*Your goal*
Print the data word for word, from its first line through the line containing "downhill-illustration xyxy=(780,171,1107,343)", with both ends included.

[Region and label listings]
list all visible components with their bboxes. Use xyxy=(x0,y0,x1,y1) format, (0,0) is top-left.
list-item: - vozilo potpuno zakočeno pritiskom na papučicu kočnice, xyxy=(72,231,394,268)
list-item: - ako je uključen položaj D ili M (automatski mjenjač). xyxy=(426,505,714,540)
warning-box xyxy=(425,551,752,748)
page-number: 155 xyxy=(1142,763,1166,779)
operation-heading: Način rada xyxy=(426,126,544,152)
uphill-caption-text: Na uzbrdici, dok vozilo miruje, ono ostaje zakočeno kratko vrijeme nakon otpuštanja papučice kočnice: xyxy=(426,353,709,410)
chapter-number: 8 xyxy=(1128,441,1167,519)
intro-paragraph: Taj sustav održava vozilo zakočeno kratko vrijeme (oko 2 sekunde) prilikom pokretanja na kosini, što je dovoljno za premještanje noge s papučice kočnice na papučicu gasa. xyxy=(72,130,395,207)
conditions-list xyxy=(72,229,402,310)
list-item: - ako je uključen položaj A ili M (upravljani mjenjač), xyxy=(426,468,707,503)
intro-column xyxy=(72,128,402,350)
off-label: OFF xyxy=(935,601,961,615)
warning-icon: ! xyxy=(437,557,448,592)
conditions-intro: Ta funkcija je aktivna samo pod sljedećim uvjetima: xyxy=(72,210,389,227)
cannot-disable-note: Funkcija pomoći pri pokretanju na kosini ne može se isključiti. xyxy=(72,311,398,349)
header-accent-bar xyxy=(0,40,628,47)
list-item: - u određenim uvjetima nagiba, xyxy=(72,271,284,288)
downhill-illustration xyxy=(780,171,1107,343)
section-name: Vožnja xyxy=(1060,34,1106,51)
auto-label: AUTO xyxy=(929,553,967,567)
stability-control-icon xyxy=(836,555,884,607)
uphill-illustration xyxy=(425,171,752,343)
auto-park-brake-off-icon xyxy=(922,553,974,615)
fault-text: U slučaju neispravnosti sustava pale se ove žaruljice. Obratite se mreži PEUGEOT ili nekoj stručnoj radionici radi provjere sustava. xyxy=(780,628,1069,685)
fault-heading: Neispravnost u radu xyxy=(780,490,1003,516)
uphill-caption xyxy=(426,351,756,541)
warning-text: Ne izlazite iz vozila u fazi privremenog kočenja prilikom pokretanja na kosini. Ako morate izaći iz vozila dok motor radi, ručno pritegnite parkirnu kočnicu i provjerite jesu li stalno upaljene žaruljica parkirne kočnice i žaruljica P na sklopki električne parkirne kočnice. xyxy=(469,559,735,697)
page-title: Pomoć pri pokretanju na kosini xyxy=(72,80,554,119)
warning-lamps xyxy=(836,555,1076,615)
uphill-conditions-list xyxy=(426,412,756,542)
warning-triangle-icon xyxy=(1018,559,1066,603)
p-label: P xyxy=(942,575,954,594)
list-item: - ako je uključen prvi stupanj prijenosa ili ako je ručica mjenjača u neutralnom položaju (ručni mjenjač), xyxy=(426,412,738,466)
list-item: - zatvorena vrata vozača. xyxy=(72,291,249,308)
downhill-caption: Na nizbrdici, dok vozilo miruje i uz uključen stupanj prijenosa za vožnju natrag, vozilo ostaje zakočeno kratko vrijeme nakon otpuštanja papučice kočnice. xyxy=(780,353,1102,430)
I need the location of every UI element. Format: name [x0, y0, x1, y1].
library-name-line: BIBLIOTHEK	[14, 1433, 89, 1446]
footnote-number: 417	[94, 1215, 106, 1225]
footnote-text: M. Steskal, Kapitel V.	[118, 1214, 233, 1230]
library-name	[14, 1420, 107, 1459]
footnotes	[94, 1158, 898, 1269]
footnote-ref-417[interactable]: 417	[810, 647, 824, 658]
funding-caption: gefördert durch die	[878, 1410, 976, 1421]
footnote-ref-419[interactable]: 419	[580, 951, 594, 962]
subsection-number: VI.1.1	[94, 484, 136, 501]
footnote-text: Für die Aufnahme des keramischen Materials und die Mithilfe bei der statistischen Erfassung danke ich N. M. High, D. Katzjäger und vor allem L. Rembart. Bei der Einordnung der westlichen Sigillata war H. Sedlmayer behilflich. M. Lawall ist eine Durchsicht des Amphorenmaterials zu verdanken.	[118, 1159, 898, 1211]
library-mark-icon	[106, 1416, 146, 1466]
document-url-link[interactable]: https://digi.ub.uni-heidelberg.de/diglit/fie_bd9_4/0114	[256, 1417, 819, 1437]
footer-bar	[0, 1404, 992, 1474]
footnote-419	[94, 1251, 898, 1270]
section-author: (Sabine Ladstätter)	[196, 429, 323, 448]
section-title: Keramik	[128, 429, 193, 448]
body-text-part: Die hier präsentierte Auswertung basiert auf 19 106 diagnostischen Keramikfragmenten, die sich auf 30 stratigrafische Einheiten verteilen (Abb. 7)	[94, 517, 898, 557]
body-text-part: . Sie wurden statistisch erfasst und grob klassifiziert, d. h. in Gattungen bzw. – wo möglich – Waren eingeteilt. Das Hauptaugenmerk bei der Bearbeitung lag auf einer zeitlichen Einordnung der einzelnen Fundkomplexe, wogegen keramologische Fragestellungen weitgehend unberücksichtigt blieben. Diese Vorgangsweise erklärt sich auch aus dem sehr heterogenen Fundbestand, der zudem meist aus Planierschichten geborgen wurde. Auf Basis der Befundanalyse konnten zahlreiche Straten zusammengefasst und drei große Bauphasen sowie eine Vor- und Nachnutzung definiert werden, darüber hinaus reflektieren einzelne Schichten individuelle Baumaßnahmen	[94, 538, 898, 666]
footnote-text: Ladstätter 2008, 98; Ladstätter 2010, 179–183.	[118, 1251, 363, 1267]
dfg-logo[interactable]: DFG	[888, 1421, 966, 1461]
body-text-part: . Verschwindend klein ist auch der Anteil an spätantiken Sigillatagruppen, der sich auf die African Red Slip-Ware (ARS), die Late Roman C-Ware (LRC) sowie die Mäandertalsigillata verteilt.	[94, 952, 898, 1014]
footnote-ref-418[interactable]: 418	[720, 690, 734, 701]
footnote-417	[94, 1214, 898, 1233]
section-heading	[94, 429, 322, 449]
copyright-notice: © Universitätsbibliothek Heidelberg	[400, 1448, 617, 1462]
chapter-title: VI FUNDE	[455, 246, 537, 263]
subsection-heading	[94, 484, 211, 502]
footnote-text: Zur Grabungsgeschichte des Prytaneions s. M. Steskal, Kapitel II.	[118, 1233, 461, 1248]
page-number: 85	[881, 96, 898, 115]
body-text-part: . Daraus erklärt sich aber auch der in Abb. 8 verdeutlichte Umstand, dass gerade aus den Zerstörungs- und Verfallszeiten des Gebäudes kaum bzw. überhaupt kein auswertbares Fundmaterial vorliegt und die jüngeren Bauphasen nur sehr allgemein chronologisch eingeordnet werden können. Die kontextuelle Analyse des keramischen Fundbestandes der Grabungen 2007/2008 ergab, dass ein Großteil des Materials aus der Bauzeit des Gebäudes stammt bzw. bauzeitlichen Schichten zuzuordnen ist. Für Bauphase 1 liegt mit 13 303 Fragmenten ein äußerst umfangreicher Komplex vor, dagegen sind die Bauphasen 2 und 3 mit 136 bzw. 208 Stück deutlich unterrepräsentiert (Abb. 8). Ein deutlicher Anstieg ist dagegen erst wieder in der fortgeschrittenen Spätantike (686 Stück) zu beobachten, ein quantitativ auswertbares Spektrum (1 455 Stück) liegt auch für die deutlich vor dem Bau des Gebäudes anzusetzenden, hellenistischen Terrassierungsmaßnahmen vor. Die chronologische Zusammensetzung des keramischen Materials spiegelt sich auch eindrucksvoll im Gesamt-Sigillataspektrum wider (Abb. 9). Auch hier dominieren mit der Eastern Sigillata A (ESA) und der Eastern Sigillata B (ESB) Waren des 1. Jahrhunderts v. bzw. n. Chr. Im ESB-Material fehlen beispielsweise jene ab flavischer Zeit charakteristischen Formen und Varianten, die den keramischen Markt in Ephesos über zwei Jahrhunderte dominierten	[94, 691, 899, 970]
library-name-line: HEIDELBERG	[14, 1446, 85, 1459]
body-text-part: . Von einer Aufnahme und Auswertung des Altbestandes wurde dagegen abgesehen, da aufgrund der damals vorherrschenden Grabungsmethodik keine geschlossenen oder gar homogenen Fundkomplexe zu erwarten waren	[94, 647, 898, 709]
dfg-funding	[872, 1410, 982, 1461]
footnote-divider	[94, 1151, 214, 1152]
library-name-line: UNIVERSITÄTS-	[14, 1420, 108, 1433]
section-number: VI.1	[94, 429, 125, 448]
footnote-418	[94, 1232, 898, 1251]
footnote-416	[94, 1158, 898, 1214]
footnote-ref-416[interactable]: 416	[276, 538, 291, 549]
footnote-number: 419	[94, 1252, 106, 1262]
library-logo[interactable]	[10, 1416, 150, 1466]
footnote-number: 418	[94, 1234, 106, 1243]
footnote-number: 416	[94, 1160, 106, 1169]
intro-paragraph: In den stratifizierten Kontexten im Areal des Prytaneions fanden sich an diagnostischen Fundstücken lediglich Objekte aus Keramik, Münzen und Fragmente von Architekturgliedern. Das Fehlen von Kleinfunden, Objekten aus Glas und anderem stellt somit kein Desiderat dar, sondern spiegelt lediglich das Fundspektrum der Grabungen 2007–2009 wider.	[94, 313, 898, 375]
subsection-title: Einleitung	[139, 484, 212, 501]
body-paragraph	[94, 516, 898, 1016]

*Result of this task*
list all visible components with their bboxes. Use xyxy=(x0,y0,x1,y1) format, (0,0) is top-left.
list-item: - vozilo potpuno zakočeno pritiskom na papučicu kočnice, xyxy=(72,231,394,268)
list-item: - ako je uključen položaj D ili M (automatski mjenjač). xyxy=(426,505,714,540)
warning-box xyxy=(425,551,752,748)
page-number: 155 xyxy=(1142,763,1166,779)
operation-heading: Način rada xyxy=(426,126,544,152)
uphill-caption-text: Na uzbrdici, dok vozilo miruje, ono ostaje zakočeno kratko vrijeme nakon otpuštanja papučice kočnice: xyxy=(426,353,709,410)
chapter-number: 8 xyxy=(1128,441,1167,519)
intro-paragraph: Taj sustav održava vozilo zakočeno kratko vrijeme (oko 2 sekunde) prilikom pokretanja na kosini, što je dovoljno za premještanje noge s papučice kočnice na papučicu gasa. xyxy=(72,130,395,207)
conditions-list xyxy=(72,229,402,310)
list-item: - ako je uključen položaj A ili M (upravljani mjenjač), xyxy=(426,468,707,503)
intro-column xyxy=(72,128,402,350)
off-label: OFF xyxy=(935,601,961,615)
warning-icon: ! xyxy=(437,557,448,592)
conditions-intro: Ta funkcija je aktivna samo pod sljedećim uvjetima: xyxy=(72,210,389,227)
cannot-disable-note: Funkcija pomoći pri pokretanju na kosini ne može se isključiti. xyxy=(72,311,398,349)
header-accent-bar xyxy=(0,40,628,47)
list-item: - u određenim uvjetima nagiba, xyxy=(72,271,284,288)
downhill-illustration xyxy=(780,171,1107,343)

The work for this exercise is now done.